═══ Given records
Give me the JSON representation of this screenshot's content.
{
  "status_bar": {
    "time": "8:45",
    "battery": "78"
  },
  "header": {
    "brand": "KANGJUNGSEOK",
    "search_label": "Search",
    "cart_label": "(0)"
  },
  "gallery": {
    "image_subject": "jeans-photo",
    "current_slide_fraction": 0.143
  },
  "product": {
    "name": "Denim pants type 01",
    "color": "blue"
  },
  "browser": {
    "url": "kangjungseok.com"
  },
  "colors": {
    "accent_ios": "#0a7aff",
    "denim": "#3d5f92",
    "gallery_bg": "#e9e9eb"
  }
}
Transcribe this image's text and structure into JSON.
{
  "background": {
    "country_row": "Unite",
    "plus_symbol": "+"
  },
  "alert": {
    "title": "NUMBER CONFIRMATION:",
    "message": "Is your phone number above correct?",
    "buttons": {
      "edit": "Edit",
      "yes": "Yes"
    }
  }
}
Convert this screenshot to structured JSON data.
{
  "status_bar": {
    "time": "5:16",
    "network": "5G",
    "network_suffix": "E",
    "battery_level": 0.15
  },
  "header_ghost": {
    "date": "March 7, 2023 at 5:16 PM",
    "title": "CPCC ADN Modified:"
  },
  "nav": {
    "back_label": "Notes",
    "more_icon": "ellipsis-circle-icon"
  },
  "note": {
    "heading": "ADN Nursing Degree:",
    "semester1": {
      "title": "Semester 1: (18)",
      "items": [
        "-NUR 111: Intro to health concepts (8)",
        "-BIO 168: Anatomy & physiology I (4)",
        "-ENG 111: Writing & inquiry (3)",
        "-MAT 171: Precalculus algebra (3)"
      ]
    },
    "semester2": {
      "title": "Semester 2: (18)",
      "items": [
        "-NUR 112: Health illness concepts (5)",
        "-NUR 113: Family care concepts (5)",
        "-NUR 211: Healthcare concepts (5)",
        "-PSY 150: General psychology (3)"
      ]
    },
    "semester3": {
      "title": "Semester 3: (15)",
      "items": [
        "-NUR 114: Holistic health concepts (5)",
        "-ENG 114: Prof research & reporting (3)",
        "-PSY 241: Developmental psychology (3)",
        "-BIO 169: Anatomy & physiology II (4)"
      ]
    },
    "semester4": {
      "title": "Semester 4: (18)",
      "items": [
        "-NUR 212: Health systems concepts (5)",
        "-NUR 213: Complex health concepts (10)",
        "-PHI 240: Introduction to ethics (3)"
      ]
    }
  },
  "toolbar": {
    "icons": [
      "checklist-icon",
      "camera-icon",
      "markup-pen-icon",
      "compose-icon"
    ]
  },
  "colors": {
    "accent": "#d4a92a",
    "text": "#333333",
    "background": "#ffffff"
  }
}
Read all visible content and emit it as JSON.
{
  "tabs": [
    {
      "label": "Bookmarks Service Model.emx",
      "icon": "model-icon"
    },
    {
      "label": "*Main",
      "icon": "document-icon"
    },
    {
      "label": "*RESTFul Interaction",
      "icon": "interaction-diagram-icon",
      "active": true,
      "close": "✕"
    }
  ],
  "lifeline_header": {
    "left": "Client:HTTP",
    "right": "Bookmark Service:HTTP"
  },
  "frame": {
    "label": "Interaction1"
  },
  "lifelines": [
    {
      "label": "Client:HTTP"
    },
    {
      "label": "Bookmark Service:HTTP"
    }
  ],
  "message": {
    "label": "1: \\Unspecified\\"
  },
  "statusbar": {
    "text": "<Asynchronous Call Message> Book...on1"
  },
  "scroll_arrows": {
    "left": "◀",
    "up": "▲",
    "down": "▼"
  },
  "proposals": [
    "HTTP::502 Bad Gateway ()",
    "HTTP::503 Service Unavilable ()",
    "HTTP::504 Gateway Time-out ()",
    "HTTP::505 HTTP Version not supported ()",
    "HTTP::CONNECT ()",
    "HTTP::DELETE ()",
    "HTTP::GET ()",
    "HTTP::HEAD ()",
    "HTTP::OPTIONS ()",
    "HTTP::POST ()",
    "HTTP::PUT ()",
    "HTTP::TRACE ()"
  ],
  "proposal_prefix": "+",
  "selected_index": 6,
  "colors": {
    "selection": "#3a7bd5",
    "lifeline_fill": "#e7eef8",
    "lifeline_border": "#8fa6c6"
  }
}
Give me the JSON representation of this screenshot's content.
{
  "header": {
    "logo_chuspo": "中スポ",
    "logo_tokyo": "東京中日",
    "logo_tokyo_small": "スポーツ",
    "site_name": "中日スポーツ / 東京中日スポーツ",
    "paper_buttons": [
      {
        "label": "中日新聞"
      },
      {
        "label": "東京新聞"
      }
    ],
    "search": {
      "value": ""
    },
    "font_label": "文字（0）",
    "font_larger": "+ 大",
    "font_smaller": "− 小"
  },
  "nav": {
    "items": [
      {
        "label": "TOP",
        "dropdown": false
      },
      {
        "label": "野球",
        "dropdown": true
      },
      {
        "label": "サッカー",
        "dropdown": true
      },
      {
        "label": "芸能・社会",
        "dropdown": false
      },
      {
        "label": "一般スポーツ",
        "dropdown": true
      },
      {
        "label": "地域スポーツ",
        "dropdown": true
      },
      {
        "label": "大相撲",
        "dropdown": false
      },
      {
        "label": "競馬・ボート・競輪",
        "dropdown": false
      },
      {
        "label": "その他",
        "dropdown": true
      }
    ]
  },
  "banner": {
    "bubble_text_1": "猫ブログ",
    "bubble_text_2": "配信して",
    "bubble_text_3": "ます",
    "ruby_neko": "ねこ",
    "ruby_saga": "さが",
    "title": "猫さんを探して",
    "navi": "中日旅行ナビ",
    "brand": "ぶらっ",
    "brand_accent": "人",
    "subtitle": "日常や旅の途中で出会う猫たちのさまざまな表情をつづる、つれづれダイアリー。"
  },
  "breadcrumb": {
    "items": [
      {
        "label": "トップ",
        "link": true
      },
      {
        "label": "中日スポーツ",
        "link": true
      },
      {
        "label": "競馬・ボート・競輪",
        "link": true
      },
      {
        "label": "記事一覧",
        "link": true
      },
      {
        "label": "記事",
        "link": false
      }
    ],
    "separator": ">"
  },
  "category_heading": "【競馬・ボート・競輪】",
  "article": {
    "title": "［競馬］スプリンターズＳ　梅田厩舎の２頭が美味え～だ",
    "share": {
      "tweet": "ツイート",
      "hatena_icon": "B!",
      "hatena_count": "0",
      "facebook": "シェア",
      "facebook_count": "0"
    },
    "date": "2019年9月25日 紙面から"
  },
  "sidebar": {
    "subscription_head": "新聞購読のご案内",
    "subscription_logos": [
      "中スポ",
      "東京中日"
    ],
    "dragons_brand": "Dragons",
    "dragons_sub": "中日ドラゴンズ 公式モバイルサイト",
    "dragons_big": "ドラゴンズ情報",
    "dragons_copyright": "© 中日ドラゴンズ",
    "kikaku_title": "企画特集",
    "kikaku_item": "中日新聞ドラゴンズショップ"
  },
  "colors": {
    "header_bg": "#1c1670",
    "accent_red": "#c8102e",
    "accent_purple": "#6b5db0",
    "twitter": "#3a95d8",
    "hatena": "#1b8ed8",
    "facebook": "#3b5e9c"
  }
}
══════
● **Aim**
All of the entries above should be written out again exactly.

● **The completed task**
Give me the JSON representation of this screenshot's content.
{
  "status_bar": {
    "time": "8:45",
    "battery": "78"
  },
  "header": {
    "brand": "KANGJUNGSEOK",
    "search_label": "Search",
    "cart_label": "(0)"
  },
  "gallery": {
    "image_subject": "jeans-photo",
    "current_slide_fraction": 0.143
  },
  "product": {
    "name": "Denim pants type 01",
    "color": "blue"
  },
  "browser": {
    "url": "kangjungseok.com"
  },
  "colors": {
    "accent_ios": "#0a7aff",
    "denim": "#3d5f92",
    "gallery_bg": "#e9e9eb"
  }
}
Transcribe this image's text and structure into JSON.
{
  "background": {
    "country_row": "Unite",
    "plus_symbol": "+"
  },
  "alert": {
    "title": "NUMBER CONFIRMATION:",
    "message": "Is your phone number above correct?",
    "buttons": {
      "edit": "Edit",
      "yes": "Yes"
    }
  }
}
Convert this screenshot to structured JSON data.
{
  "status_bar": {
    "time": "5:16",
    "network": "5G",
    "network_suffix": "E",
    "battery_level": 0.15
  },
  "header_ghost": {
    "date": "March 7, 2023 at 5:16 PM",
    "title": "CPCC ADN Modified:"
  },
  "nav": {
    "back_label": "Notes",
    "more_icon": "ellipsis-circle-icon"
  },
  "note": {
    "heading": "ADN Nursing Degree:",
    "semester1": {
      "title": "Semester 1: (18)",
      "items": [
        "-NUR 111: Intro to health concepts (8)",
        "-BIO 168: Anatomy & physiology I (4)",
        "-ENG 111: Writing & inquiry (3)",
        "-MAT 171: Precalculus algebra (3)"
      ]
    },
    "semester2": {
      "title": "Semester 2: (18)",
      "items": [
        "-NUR 112: Health illness concepts (5)",
        "-NUR 113: Family care concepts (5)",
        "-NUR 211: Healthcare concepts (5)",
        "-PSY 150: General psychology (3)"
      ]
    },
    "semester3": {
      "title": "Semester 3: (15)",
      "items": [
        "-NUR 114: Holistic health concepts (5)",
        "-ENG 114: Prof research & reporting (3)",
        "-PSY 241: Developmental psychology (3)",
        "-BIO 169: Anatomy & physiology II (4)"
      ]
    },
    "semester4": {
      "title": "Semester 4: (18)",
      "items": [
        "-NUR 212: Health systems concepts (5)",
        "-NUR 213: Complex health concepts (10)",
        "-PHI 240: Introduction to ethics (3)"
      ]
    }
  },
  "toolbar": {
    "icons": [
      "checklist-icon",
      "camera-icon",
      "markup-pen-icon",
      "compose-icon"
    ]
  },
  "colors": {
    "accent": "#d4a92a",
    "text": "#333333",
    "background": "#ffffff"
  }
}
Read all visible content and emit it as JSON.
{
  "tabs": [
    {
      "label": "Bookmarks Service Model.emx",
      "icon": "model-icon"
    },
    {
      "label": "*Main",
      "icon": "document-icon"
    },
    {
      "label": "*RESTFul Interaction",
      "icon": "interaction-diagram-icon",
      "active": true,
      "close": "✕"
    }
  ],
  "lifeline_header": {
    "left": "Client:HTTP",
    "right": "Bookmark Service:HTTP"
  },
  "frame": {
    "label": "Interaction1"
  },
  "lifelines": [
    {
      "label": "Client:HTTP"
    },
    {
      "label": "Bookmark Service:HTTP"
    }
  ],
  "message": {
    "label": "1: \\Unspecified\\"
  },
  "statusbar": {
    "text": "<Asynchronous Call Message> Book...on1"
  },
  "scroll_arrows": {
    "left": "◀",
    "up": "▲",
    "down": "▼"
  },
  "proposals": [
    "HTTP::502 Bad Gateway ()",
    "HTTP::503 Service Unavilable ()",
    "HTTP::504 Gateway Time-out ()",
    "HTTP::505 HTTP Version not supported ()",
    "HTTP::CONNECT ()",
    "HTTP::DELETE ()",
    "HTTP::GET ()",
    "HTTP::HEAD ()",
    "HTTP::OPTIONS ()",
    "HTTP::POST ()",
    "HTTP::PUT ()",
    "HTTP::TRACE ()"
  ],
  "proposal_prefix": "+",
  "selected_index": 6,
  "colors": {
    "selection": "#3a7bd5",
    "lifeline_fill": "#e7eef8",
    "lifeline_border": "#8fa6c6"
  }
}
Give me the JSON representation of this screenshot's content.
{
  "header": {
    "logo_chuspo": "中スポ",
    "logo_tokyo": "東京中日",
    "logo_tokyo_small": "スポーツ",
    "site_name": "中日スポーツ / 東京中日スポーツ",
    "paper_buttons": [
      {
        "label": "中日新聞"
      },
      {
        "label": "東京新聞"
      }
    ],
    "search": {
      "value": ""
    },
    "font_label": "文字（0）",
    "font_larger": "+ 大",
    "font_smaller": "− 小"
  },
  "nav": {
    "items": [
      {
        "label": "TOP",
        "dropdown": false
      },
      {
        "label": "野球",
        "dropdown": true
      },
      {
        "label": "サッカー",
        "dropdown": true
      },
      {
        "label": "芸能・社会",
        "dropdown": false
      },
      {
        "label": "一般スポーツ",
        "dropdown": true
      },
      {
        "label": "地域スポーツ",
        "dropdown": true
      },
      {
        "label": "大相撲",
        "dropdown": false
      },
      {
        "label": "競馬・ボート・競輪",
        "dropdown": false
      },
      {
        "label": "その他",
        "dropdown": true
      }
    ]
  },
  "banner": {
    "bubble_text_1": "猫ブログ",
    "bubble_text_2": "配信して",
    "bubble_text_3": "ます",
    "ruby_neko": "ねこ",
    "ruby_saga": "さが",
    "title": "猫さんを探して",
    "navi": "中日旅行ナビ",
    "brand": "ぶらっ",
    "brand_accent": "人",
    "subtitle": "日常や旅の途中で出会う猫たちのさまざまな表情をつづる、つれづれダイアリー。"
  },
  "breadcrumb": {
    "items": [
      {
        "label": "トップ",
        "link": true
      },
      {
        "label": "中日スポーツ",
        "link": true
      },
      {
        "label": "競馬・ボート・競輪",
        "link": true
      },
      {
        "label": "記事一覧",
        "link": true
      },
      {
        "label": "記事",
        "link": false
      }
    ],
    "separator": ">"
  },
  "category_heading": "【競馬・ボート・競輪】",
  "article": {
    "title": "［競馬］スプリンターズＳ　梅田厩舎の２頭が美味え～だ",
    "share": {
      "tweet": "ツイート",
      "hatena_icon": "B!",
      "hatena_count": "0",
      "facebook": "シェア",
      "facebook_count": "0"
    },
    "date": "2019年9月25日 紙面から"
  },
  "sidebar": {
    "subscription_head": "新聞購読のご案内",
    "subscription_logos": [
      "中スポ",
      "東京中日"
    ],
    "dragons_brand": "Dragons",
    "dragons_sub": "中日ドラゴンズ 公式モバイルサイト",
    "dragons_big": "ドラゴンズ情報",
    "dragons_copyright": "© 中日ドラゴンズ",
    "kikaku_title": "企画特集",
    "kikaku_item": "中日新聞ドラゴンズショップ"
  },
  "colors": {
    "header_bg": "#1c1670",
    "accent_red": "#c8102e",
    "accent_purple": "#6b5db0",
    "twitter": "#3a95d8",
    "hatena": "#1b8ed8",
    "facebook": "#3b5e9c"
  }
}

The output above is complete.